◆ What you will do: Continue the reflection on turning thirty-five, starting right after its final sentence, and leave the data that follows it aside.

At thirty five, I said I want to reflect about things I have accomplished in the past until now but instead, I thought about things like what's gonna happen in the future, what else can I do, should I do, or can still accomplish... of course not by myself and own will alone.. but with God by my side.

At thirty five, I don't want to brag that I'm wiser but instead, I want to recognize myself for having additional experiences in life that makes me wonder more and explore more like a child. Despite of the noticeable variance in emotions and physical notions, which is more on the passive side (I'm kinda disappointed to myself that I'm starting not to be active, physically!), my mind is cautiously tougher and eager.

At thirty five, it has come to my attention that I still have a lot of things to learn and to re-learn. It might sound quite unusual to others but for me, it is something that I thought is necessary as well. I need to learn not to care too much about things and other people so as not to end up spoon-feeding them and many more possible not helpful or not good outcomes (or over spoon-feeding I'd say) and that they can learn on their own too or giving all ending up nothing left for my own self tending to be burned out and just tear apart out of the blue. Come to think of it, everything that is too much is really not good huh?! I need to re-learn some of the basics as well so as things won't go complicated and more confusing, and there's the so-called "many to mention".

At thirty five, I can somehow describe how is the feeling when you have been to both sides of a certain situation (of course not at the same time okay!). Stuff like for example, being in a situation where there's a "nice-guy-friend" in your life that you came to a point of misinterpreting it as if he likes you and he is basically in love with the other girl, and then suddenly you're that girl whom the guy is in-love with and he was a "nice-guy-friend" to another girl who misinterpreted it she thought he likes her. Another one would be, you were so poor before that you have nothing to eat at all and now food just rots in your fridge because it's just too much or way more than you can have; instance like you were a loner then suddenly you're surrounded with people and "friends" and then you're back having just "few" true friends and a whole lot more examples! Oopps don't get me wrong, those were just examples, don't have to be connected or related to me okay! For illustration purposes, lol. Suddenly I remember the song "Both Sides Now" (Joni Mitchell's version ya!) and of course non other than Paul. In Philippians 4:12, he wrote, "I know what it is to be in need, and I know what it is to have plenty. I have learned the secret of being content in any and every situation, whether well fed or hungry, whether living in plenty or in want."

◆ Information supplied:
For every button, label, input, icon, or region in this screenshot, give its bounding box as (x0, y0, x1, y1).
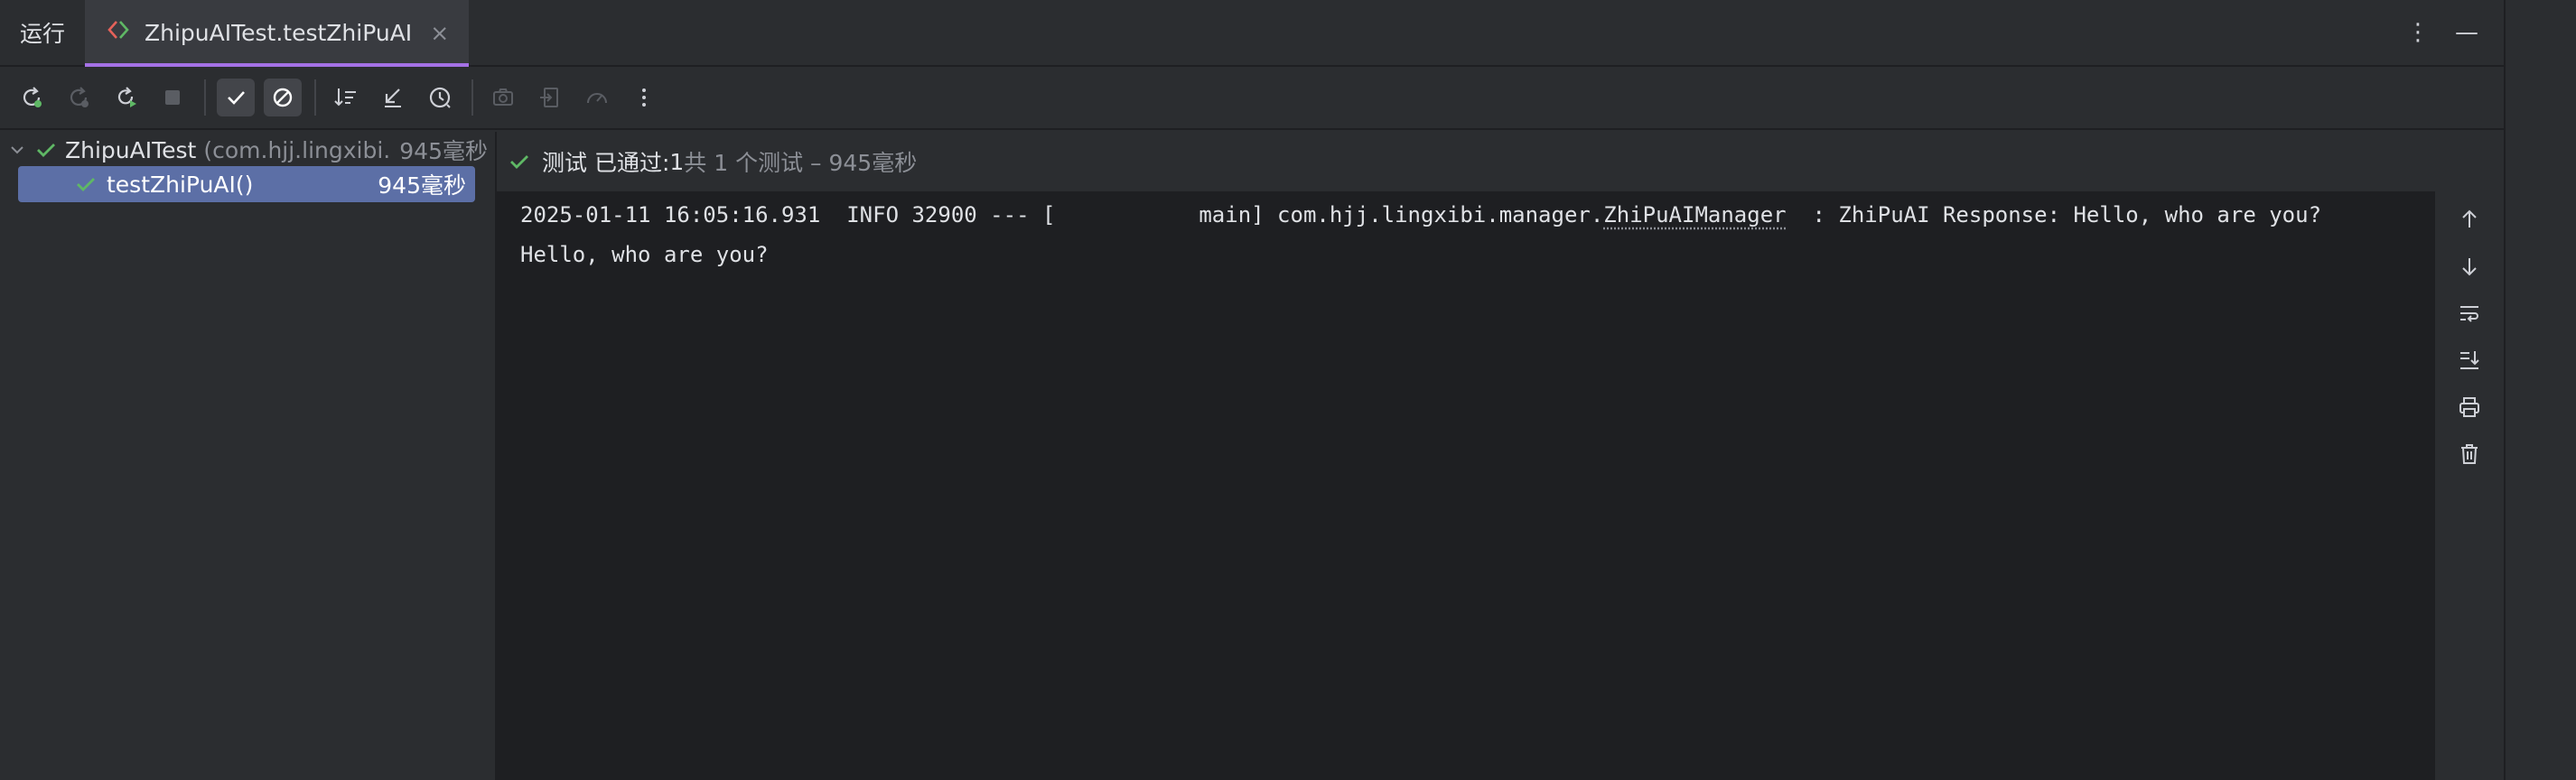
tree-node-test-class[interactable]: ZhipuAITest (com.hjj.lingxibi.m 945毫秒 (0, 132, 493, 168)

◆ Exercise result:
At thirty five, I'm neither happy nor sad. Instead, I'm hopeful and joyful. It's true that as humans, we tend to be either sad or happy. Being sad or happy is contributed by the circumstances happening in our lives, by the things around us, may it be material or other stuff, or by the people around us whether we love them or not. However, having hope and joy deep inside? They only point us towards a one, The One! our dear Lord Jesus Christ! On my actual 35th birthday, there were things that could have been contributed to me being sad and in tears; happy and in all smiles; but the joy and hope I have deep inside my heart ended me both in tears and smiles both in a good positive way.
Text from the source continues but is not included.